- _Written exercise 1_: Reproduce the records word for word, from their first line through the line that contains "- data-point: [227, 146, 235, 154]", both ends included.

- _Source text_:
____

The Australian Institute of Architects‘ annual national conference, Praxis, was held last month in Sydney. Breaking with the twelve year old tradition of appointing creative directors via open competition, it was curated by AIA National President Ken Maher and UNSW Built Environment Dean Helen Lochhead. The conference sought to “explore processes of thought, engagement and action,” and “examine projects through the lens of design thinking, design process, and design actions.”
The Praxis keynote speakers offered much that deserves reflection, but first I feel compelled to examine the framework of the conference and the broader spectrum of attributes that shaped my experience of it.
The word praxis is a good place to start.
One way to understand praxis is as a fancy synonym of practice, that rather ubiquitous thing all architects all over the world do everyday. An architecture conference about practice would be like a parenting conference about exhaustion. Fortunately there’s another, more engaging, interpretation of the word. Praxis also refers to the practical application of a theory, that moment in time when a thoughtfully established theoretical position bursts into the world. This infers a specific methodology tied to research, reflection and innovation, one that is far less common within the profession and certainly worthy of exploration.
In the lead up to the conference, I wondered: to which interpretation would Maher and Lochhead aspire? The Praxis website disappointingly gave few clues. The conference abstract, quoted in part above, really just clarified the obvious: that the conference would involve architects talking about their work. There was little evidence in either it or the speaker selections of a strong curatorial hand in the conference design.

____

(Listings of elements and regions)
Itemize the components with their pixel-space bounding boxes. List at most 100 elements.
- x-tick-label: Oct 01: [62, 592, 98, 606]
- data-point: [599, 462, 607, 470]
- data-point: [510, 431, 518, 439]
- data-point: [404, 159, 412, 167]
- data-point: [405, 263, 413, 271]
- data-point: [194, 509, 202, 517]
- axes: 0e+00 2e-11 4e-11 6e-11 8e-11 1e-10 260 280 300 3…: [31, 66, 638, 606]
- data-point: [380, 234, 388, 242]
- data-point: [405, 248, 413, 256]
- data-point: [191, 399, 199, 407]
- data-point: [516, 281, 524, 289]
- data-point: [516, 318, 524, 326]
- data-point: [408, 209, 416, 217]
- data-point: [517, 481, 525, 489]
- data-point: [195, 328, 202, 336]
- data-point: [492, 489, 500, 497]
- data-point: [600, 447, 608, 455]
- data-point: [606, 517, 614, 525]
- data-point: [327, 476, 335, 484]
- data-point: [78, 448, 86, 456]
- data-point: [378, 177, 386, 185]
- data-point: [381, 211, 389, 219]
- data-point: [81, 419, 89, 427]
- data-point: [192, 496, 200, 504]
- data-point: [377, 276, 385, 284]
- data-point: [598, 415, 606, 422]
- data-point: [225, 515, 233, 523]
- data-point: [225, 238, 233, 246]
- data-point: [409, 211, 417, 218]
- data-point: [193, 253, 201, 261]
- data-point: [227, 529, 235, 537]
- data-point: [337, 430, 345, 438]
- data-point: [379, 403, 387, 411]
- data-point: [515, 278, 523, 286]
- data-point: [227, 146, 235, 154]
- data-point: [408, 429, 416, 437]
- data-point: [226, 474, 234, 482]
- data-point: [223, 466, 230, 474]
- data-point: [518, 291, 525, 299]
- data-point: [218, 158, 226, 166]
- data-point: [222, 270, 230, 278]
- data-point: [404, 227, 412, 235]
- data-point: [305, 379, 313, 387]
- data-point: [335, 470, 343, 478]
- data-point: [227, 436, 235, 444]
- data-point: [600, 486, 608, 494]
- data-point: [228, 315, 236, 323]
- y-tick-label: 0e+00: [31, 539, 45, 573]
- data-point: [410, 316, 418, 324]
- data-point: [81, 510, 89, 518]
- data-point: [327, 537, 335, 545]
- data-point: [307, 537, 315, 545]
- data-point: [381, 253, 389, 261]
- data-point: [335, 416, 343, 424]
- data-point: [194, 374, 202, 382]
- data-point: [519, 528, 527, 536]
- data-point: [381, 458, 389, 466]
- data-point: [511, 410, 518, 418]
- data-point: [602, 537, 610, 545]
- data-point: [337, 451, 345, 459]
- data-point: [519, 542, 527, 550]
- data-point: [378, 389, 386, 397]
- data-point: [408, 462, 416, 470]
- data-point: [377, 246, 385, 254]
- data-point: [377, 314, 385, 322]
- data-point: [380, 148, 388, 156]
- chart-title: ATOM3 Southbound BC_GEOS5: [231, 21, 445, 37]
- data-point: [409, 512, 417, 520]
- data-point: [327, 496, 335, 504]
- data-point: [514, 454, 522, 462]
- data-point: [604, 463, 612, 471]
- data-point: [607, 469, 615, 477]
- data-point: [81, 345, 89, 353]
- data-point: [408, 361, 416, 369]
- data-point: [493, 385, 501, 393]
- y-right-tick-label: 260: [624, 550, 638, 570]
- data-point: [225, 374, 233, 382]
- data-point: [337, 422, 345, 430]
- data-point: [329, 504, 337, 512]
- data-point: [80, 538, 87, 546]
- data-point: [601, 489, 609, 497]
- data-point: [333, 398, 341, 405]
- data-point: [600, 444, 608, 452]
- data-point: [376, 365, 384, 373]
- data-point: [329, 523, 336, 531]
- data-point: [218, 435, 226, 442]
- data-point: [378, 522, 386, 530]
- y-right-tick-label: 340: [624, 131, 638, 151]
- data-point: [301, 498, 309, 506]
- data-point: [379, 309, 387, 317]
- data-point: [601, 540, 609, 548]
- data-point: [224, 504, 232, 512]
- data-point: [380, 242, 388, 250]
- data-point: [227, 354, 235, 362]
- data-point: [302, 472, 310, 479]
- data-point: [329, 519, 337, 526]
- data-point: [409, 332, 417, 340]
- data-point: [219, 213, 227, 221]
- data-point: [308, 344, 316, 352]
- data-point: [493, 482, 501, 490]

____

- _Written exercise 2_: From the article on the Praxis conference, return the passage between "One way to understand" and "worthy of exploration.", inclusive, copied verbatim.

- _Task answer 1_:
Itemize the components with their pixel-space bounding boxes. List at most 100 elements.
- x-tick-label: Oct 01: [62, 592, 98, 606]
- data-point: [599, 462, 607, 470]
- data-point: [510, 431, 518, 439]
- data-point: [404, 159, 412, 167]
- data-point: [405, 263, 413, 271]
- data-point: [194, 509, 202, 517]
- axes: 0e+00 2e-11 4e-11 6e-11 8e-11 1e-10 260 280 300 3…: [31, 66, 638, 606]
- data-point: [380, 234, 388, 242]
- data-point: [405, 248, 413, 256]
- data-point: [191, 399, 199, 407]
- data-point: [516, 281, 524, 289]
- data-point: [516, 318, 524, 326]
- data-point: [408, 209, 416, 217]
- data-point: [517, 481, 525, 489]
- data-point: [195, 328, 202, 336]
- data-point: [492, 489, 500, 497]
- data-point: [600, 447, 608, 455]
- data-point: [606, 517, 614, 525]
- data-point: [327, 476, 335, 484]
- data-point: [78, 448, 86, 456]
- data-point: [378, 177, 386, 185]
- data-point: [381, 211, 389, 219]
- data-point: [81, 419, 89, 427]
- data-point: [192, 496, 200, 504]
- data-point: [377, 276, 385, 284]
- data-point: [598, 415, 606, 422]
- data-point: [225, 515, 233, 523]
- data-point: [225, 238, 233, 246]
- data-point: [409, 211, 417, 218]
- data-point: [193, 253, 201, 261]
- data-point: [227, 529, 235, 537]
- data-point: [337, 430, 345, 438]
- data-point: [379, 403, 387, 411]
- data-point: [515, 278, 523, 286]
- data-point: [227, 146, 235, 154]

- _Task answer 2_:
One way to understand praxis is as a fancy synonym of practice, that rather ubiquitous thing all architects all over the world do everyday. An architecture conference about practice would be like a parenting conference about exhaustion. Fortunately there’s another, more engaging, interpretation of the word. Praxis also refers to the practical application of a theory, that moment in time when a thoughtfully established theoretical position bursts into the world. This infers a specific methodology tied to research, reflection and innovation, one that is far less common within the profession and certainly worthy of exploration.